文書の抜粋 ->
********

「常識」と「一般論」の違いとは?分かりやすく解釈

「常識」と「一般論」の違い違い

「常識」「一般論」は、どちらも当たり前の事というイメージの言葉ですが、どのような違いがあるのでしょうか。

この記事では、「常識」「一般論」の違いを分かりやすく説明していきます。

「常識」とは?

「常識」とは、一般の社会人が共通に持つ、また持つべき普通の知識・意見や判断力のことです。

「常識」は、“common sense”の訳語として明治時代から普及しました。

「常」という漢字には、あたりまえ、なみという意味があり、「識」という漢字には、知っていること、見解・意見という意味があります。

「常識」の類語は、知識、良識で、対義語は「非常識」です。


「常識」の使い方

普通であるさまや当たり前であるさまを指して「常識的 と言います。

「常識外れ」は、考え方や行動などが、世間一般のものとかけ離れていることを指す言葉です。

「常識」は、本来みんなが持っているべき共通の知識やマナーとして必要とされることもある一方で、「常識にとらわれる」「常識を打ち倒す」のように障害として扱われることもあります。


「一般論」とは?

「一般論」とは、ある特定の、または個々の具体的な事柄を考えないで、広く全体を論じる議論、世間に広く認められると考えられる論のことです。

「一般」という言葉には、広く全体に共通して認められいきわたっていることという意味があります。

「一般論」を英語にすると“generalization”になります。

「一般論」の対義語は、具体論・個別論です。

********

演習データ ->
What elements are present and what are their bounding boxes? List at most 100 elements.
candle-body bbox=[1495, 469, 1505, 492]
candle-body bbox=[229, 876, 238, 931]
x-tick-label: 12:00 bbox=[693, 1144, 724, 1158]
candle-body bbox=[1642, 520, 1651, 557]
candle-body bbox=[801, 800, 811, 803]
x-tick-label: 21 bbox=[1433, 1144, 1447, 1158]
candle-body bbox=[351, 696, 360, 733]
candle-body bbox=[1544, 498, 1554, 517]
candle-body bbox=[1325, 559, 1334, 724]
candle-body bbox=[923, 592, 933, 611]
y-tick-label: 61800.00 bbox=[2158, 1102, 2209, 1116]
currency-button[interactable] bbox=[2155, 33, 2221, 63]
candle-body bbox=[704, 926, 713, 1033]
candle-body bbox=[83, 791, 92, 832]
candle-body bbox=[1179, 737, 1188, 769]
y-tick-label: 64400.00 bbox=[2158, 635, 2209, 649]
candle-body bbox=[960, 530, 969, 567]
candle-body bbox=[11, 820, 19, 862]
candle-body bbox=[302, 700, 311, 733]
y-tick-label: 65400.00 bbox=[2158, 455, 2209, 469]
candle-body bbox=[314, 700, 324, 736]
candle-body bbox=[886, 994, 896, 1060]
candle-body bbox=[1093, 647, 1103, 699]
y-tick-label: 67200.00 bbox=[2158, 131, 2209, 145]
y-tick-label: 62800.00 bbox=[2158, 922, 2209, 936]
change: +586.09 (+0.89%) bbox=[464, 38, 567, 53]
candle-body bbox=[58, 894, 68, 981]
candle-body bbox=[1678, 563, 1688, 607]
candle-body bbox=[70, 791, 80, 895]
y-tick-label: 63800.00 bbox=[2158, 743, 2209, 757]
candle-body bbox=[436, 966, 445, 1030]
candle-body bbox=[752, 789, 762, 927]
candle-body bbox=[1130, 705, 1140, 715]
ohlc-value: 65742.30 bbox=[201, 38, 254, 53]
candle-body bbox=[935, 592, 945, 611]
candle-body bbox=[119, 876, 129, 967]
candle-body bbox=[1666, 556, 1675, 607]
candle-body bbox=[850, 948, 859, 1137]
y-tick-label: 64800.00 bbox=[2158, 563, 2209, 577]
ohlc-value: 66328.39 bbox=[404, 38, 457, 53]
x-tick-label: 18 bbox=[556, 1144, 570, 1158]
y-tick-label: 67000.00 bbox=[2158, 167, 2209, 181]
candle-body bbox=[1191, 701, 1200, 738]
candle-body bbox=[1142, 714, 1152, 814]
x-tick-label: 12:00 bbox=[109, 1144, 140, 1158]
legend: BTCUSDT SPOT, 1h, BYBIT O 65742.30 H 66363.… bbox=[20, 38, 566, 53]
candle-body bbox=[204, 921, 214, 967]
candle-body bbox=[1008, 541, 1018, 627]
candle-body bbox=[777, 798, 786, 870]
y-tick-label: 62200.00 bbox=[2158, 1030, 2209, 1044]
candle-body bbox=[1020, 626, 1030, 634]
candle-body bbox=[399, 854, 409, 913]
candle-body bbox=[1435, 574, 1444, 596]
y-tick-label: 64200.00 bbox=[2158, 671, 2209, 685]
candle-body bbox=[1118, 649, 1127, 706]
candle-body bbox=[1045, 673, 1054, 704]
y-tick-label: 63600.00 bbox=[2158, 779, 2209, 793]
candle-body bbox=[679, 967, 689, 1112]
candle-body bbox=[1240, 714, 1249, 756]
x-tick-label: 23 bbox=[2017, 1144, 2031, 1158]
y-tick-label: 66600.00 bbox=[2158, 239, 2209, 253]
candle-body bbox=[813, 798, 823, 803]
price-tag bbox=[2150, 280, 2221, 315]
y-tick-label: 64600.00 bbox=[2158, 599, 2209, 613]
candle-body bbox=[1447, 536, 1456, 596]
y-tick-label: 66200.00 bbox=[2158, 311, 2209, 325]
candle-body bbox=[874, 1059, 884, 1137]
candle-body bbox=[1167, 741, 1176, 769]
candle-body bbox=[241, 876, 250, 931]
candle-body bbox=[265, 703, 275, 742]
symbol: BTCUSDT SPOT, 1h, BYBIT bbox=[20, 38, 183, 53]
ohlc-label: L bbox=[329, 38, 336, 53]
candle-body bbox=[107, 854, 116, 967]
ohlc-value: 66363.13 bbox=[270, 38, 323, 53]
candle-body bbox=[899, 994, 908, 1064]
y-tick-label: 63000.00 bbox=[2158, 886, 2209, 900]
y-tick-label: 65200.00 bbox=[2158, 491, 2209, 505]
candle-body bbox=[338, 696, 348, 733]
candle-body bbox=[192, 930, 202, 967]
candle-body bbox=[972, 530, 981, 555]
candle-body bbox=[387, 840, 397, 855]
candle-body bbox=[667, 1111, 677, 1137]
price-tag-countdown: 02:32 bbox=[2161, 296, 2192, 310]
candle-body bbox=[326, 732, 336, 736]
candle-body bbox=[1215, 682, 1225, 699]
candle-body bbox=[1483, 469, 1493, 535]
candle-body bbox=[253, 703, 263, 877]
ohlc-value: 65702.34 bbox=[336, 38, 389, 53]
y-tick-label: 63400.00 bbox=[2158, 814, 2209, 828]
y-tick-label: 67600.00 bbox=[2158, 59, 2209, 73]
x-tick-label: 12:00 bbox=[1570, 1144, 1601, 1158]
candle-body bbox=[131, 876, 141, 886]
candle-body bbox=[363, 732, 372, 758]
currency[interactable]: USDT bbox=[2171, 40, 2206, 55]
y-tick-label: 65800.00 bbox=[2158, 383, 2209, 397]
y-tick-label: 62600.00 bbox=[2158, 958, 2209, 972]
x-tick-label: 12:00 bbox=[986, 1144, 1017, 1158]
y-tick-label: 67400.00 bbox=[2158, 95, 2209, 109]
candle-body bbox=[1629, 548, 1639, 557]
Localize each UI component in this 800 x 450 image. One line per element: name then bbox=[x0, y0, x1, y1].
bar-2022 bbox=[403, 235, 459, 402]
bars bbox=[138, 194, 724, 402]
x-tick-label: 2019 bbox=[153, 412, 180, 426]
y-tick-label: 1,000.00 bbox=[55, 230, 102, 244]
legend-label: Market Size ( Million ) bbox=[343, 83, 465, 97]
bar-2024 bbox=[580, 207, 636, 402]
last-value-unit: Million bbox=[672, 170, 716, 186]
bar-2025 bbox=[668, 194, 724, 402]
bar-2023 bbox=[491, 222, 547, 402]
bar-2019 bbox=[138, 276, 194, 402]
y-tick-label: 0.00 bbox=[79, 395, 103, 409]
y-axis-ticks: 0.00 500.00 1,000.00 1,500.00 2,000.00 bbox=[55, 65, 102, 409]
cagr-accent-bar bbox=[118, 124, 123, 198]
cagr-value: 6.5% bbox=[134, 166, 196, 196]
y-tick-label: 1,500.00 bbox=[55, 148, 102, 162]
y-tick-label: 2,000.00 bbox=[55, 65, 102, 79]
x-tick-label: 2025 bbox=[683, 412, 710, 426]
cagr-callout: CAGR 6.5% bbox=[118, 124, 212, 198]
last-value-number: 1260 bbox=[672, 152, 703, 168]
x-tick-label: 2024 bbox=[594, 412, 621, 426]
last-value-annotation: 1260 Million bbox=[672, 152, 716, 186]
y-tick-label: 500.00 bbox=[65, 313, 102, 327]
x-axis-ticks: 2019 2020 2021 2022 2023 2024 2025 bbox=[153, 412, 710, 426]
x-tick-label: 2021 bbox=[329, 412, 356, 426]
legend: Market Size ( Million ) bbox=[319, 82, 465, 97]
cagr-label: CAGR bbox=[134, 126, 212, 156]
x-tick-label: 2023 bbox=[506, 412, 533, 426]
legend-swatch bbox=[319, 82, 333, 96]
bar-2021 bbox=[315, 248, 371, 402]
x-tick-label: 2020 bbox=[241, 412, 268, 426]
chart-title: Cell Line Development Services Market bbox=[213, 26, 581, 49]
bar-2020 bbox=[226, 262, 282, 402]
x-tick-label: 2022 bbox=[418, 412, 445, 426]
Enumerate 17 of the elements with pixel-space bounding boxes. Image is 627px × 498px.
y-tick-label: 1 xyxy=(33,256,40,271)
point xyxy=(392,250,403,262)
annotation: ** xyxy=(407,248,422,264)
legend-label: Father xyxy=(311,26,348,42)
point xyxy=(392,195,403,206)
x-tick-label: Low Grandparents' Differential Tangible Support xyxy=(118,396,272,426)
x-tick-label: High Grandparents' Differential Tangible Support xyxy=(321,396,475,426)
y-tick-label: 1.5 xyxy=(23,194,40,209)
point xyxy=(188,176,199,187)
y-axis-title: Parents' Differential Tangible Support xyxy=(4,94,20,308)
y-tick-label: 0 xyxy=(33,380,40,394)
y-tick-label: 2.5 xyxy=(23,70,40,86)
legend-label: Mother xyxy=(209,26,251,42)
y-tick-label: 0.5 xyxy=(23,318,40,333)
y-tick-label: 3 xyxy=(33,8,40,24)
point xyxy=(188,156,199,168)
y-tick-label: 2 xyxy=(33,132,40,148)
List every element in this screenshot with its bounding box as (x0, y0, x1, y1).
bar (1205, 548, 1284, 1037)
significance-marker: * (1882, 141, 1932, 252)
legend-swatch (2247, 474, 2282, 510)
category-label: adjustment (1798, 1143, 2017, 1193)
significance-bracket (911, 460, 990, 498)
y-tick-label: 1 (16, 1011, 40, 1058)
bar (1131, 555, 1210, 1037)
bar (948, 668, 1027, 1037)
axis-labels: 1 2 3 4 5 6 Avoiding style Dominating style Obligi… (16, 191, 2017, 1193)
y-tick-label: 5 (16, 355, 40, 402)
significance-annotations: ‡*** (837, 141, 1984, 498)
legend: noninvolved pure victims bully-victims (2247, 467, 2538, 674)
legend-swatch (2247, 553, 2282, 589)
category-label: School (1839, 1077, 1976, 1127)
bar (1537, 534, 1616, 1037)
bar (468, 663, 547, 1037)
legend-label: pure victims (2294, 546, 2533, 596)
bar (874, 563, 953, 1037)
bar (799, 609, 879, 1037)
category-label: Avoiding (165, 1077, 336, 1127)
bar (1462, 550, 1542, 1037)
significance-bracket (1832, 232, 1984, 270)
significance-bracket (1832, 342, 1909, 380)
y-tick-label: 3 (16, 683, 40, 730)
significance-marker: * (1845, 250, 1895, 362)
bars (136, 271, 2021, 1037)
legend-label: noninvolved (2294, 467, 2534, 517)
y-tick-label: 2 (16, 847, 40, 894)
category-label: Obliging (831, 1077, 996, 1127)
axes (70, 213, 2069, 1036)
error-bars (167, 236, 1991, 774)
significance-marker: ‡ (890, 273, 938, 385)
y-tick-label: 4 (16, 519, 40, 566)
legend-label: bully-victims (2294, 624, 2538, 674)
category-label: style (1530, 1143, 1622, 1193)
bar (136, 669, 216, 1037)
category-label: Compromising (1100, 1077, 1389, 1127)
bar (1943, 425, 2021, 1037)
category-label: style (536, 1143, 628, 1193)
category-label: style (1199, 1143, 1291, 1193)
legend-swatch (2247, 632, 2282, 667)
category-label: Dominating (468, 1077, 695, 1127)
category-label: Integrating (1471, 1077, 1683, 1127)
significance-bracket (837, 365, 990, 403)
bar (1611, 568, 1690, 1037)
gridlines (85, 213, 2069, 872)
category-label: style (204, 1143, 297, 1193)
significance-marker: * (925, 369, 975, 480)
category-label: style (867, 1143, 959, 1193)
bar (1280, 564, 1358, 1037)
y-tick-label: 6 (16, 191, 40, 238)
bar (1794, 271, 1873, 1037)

********

問題 ->
「常識」と「一般論」の違いを説明した文章から、「普通であるさまや当たり前であるさまを指して「常識的 と言います。」から「ることという意味があります。」まで(両端の語句も含む)を一字一句そのまま書き写してください。

解答欄 ->
普通であるさまや当たり前であるさまを指して「常識的 と言います。

「常識外れ」は、考え方や行動などが、世間一般のものとかけ離れていることを指す言葉です。

「常識」は、本来みんなが持っているべき共通の知識やマナーとして必要とされることもある一方で、「常識にとらわれる」「常識を打ち倒す」のように障害として扱われることもあります。


「一般論」とは?

「一般論」とは、ある特定の、または個々の具体的な事柄を考えないで、広く全体を論じる議論、世間に広く認められると考えられる論のことです。

「一般」という言葉には、広く全体に共通して認められいきわたっていることという意味があります。